OBJECTIVE:
Quote every line below exactly as it reads.

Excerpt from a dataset
────────────────────────────────────────

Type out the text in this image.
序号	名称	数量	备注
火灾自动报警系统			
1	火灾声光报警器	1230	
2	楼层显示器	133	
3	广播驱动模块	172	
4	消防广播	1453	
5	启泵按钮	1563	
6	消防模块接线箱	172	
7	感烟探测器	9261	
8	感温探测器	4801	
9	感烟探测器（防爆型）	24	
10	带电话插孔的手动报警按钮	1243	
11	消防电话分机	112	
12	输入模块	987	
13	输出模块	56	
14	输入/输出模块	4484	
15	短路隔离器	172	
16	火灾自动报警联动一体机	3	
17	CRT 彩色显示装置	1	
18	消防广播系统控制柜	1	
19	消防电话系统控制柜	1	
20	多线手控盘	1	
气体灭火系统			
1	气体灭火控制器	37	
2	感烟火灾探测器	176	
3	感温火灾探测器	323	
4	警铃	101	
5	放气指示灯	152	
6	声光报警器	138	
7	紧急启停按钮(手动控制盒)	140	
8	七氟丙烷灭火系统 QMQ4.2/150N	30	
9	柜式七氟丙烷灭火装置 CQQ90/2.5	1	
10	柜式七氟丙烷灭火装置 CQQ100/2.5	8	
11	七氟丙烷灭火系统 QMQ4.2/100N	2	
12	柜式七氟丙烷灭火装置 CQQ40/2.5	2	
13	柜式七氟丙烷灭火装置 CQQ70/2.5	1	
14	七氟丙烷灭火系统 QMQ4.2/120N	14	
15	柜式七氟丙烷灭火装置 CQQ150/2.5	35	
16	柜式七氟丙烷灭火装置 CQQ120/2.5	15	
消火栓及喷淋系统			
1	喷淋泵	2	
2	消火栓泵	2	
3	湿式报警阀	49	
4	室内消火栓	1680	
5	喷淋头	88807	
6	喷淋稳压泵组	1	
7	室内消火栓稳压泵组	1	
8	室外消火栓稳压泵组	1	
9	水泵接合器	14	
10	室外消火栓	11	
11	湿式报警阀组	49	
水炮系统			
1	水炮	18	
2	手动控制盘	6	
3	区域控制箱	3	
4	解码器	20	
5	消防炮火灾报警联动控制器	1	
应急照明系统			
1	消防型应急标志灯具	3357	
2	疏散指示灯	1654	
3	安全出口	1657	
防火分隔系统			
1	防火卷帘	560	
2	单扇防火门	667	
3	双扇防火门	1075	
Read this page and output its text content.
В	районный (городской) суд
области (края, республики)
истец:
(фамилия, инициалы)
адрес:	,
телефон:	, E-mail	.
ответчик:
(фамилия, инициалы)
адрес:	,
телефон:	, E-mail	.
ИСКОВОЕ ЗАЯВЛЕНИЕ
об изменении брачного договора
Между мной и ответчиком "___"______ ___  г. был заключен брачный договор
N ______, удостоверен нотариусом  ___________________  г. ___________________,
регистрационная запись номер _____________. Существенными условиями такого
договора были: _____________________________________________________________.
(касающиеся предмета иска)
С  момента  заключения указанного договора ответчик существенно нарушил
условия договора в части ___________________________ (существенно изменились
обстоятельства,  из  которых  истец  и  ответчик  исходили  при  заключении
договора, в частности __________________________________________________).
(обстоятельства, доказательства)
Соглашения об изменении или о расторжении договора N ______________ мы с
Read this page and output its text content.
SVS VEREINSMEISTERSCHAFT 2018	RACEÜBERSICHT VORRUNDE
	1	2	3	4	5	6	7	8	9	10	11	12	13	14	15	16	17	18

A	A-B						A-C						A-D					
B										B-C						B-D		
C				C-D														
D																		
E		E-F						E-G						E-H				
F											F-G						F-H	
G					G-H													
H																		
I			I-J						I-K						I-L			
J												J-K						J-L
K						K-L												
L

────────────────────────────────────────

RESPONSE TO THIS TASK:
Type out the text in this image.
序号	名称	数量	备注
火灾自动报警系统			
1	火灾声光报警器	1230	
2	楼层显示器	133	
3	广播驱动模块	172	
4	消防广播	1453	
5	启泵按钮	1563	
6	消防模块接线箱	172	
7	感烟探测器	9261	
8	感温探测器	4801	
9	感烟探测器（防爆型）	24	
10	带电话插孔的手动报警按钮	1243	
11	消防电话分机	112	
12	输入模块	987	
13	输出模块	56	
14	输入/输出模块	4484	
15	短路隔离器	172	
16	火灾自动报警联动一体机	3	
17	CRT 彩色显示装置	1	
18	消防广播系统控制柜	1	
19	消防电话系统控制柜	1	
20	多线手控盘	1	
气体灭火系统			
1	气体灭火控制器	37	
2	感烟火灾探测器	176	
3	感温火灾探测器	323	
4	警铃	101	
5	放气指示灯	152	
6	声光报警器	138	
7	紧急启停按钮(手动控制盒)	140	
8	七氟丙烷灭火系统 QMQ4.2/150N	30	
9	柜式七氟丙烷灭火装置 CQQ90/2.5	1	
10	柜式七氟丙烷灭火装置 CQQ100/2.5	8	
11	七氟丙烷灭火系统 QMQ4.2/100N	2	
12	柜式七氟丙烷灭火装置 CQQ40/2.5	2	
13	柜式七氟丙烷灭火装置 CQQ70/2.5	1	
14	七氟丙烷灭火系统 QMQ4.2/120N	14	
15	柜式七氟丙烷灭火装置 CQQ150/2.5	35	
16	柜式七氟丙烷灭火装置 CQQ120/2.5	15	
消火栓及喷淋系统			
1	喷淋泵	2	
2	消火栓泵	2	
3	湿式报警阀	49	
4	室内消火栓	1680	
5	喷淋头	88807	
6	喷淋稳压泵组	1	
7	室内消火栓稳压泵组	1	
8	室外消火栓稳压泵组	1	
9	水泵接合器	14	
10	室外消火栓	11	
11	湿式报警阀组	49	
水炮系统			
1	水炮	18	
2	手动控制盘	6	
3	区域控制箱	3	
4	解码器	20	
5	消防炮火灾报警联动控制器	1	
应急照明系统			
1	消防型应急标志灯具	3357	
2	疏散指示灯	1654	
3	安全出口	1657	
防火分隔系统			
1	防火卷帘	560	
2	单扇防火门	667	
3	双扇防火门	1075	
Read this page and output its text content.
В	районный (городской) суд
области (края, республики)
истец:
(фамилия, инициалы)
адрес:	,
телефон:	, E-mail	.
ответчик:
(фамилия, инициалы)
адрес:	,
телефон:	, E-mail	.
ИСКОВОЕ ЗАЯВЛЕНИЕ
об изменении брачного договора
Между мной и ответчиком "___"______ ___  г. был заключен брачный договор
N ______, удостоверен нотариусом  ___________________  г. ___________________,
регистрационная запись номер _____________. Существенными условиями такого
договора были: _____________________________________________________________.
(касающиеся предмета иска)
С  момента  заключения указанного договора ответчик существенно нарушил
условия договора в части ___________________________ (существенно изменились
обстоятельства,  из  которых  истец  и  ответчик  исходили  при  заключении
договора, в частности __________________________________________________).
(обстоятельства, доказательства)
Соглашения об изменении или о расторжении договора N ______________ мы с
Read this page and output its text content.
SVS VEREINSMEISTERSCHAFT 2018	RACEÜBERSICHT VORRUNDE
	1	2	3	4	5	6	7	8	9	10	11	12	13	14	15	16	17	18

A	A-B						A-C						A-D					
B										B-C						B-D		
C				C-D														
D																		
E		E-F						E-G						E-H				
F											F-G						F-H	
G					G-H													
H																		
I			I-J						I-K						I-L			
J												J-K						J-L
K						K-L												
L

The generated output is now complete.